======== Records for this task
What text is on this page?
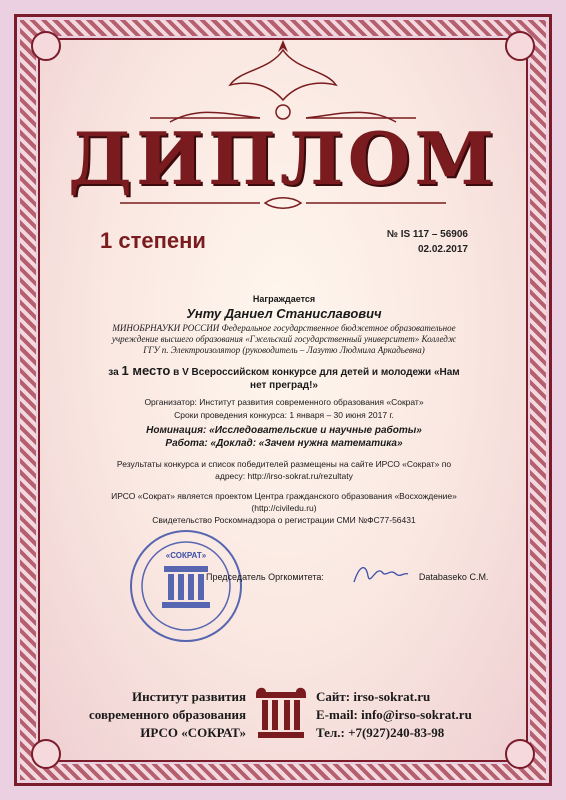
ДИПЛОМ
1 степени	№ IS 117 – 56906
02.02.2017
Награждается
Унту Даниел Станиславович
МИНОБРНАУКИ РОССИИ Федеральное государственное бюджетное образовательное учреждение высшего образования «Гжельский государственный университет» Колледж ГГУ п. Электроизолятор (руководитель – Лазутю Людмила Аркадьевна)
за 1 место в V Всероссийском конкурсе для детей и молодежи «Нам нет преград!»
Организатор: Институт развития современного образования «Сократ»
Сроки проведения конкурса: 1 января – 30 июня 2017 г.
Номинация: «Исследовательские и научные работы»
Работа: «Доклад: «Зачем нужна математика»
Результаты конкурса и список победителей размещены на сайте ИРСО «Сократ» по адресу: http://irso-sokrat.ru/rezultaty
ИРСО «Сократ» является проектом Центра гражданского образования «Восхождение» (http://civiledu.ru)
Свидетельство Роскомнадзора о регистрации СМИ №ФС77-56431
«СОКРАТ»
Председатель Оргкомитета:	Databaseko С.М.
Институт развития
современного образования
ИРСО «СОКРАТ»
Сайт: irso-sokrat.ru
E-mail: info@irso-sokrat.ru
Тел.: +7(927)240-83-98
================
→ **What you need to do**: Copy each line of the records precisely and drop any images they hold.

→ **Result of this exercise**:
What text is on this page?
ДИПЛОМ
1 степени	№ IS 117 – 56906
02.02.2017
Награждается
Унту Даниел Станиславович
МИНОБРНАУКИ РОССИИ Федеральное государственное бюджетное образовательное учреждение высшего образования «Гжельский государственный университет» Колледж ГГУ п. Электроизолятор (руководитель – Лазутю Людмила Аркадьевна)
за 1 место в V Всероссийском конкурсе для детей и молодежи «Нам нет преград!»
Организатор: Институт развития современного образования «Сократ»
Сроки проведения конкурса: 1 января – 30 июня 2017 г.
Номинация: «Исследовательские и научные работы»
Работа: «Доклад: «Зачем нужна математика»
Результаты конкурса и список победителей размещены на сайте ИРСО «Сократ» по адресу: http://irso-sokrat.ru/rezultaty
ИРСО «Сократ» является проектом Центра гражданского образования «Восхождение» (http://civiledu.ru)
Свидетельство Роскомнадзора о регистрации СМИ №ФС77-56431
«СОКРАТ»
Председатель Оргкомитета:	Databaseko С.М.
Институт развития
современного образования
ИРСО «СОКРАТ»
Сайт: irso-sokrat.ru
E-mail: info@irso-sokrat.ru
Тел.: +7(927)240-83-98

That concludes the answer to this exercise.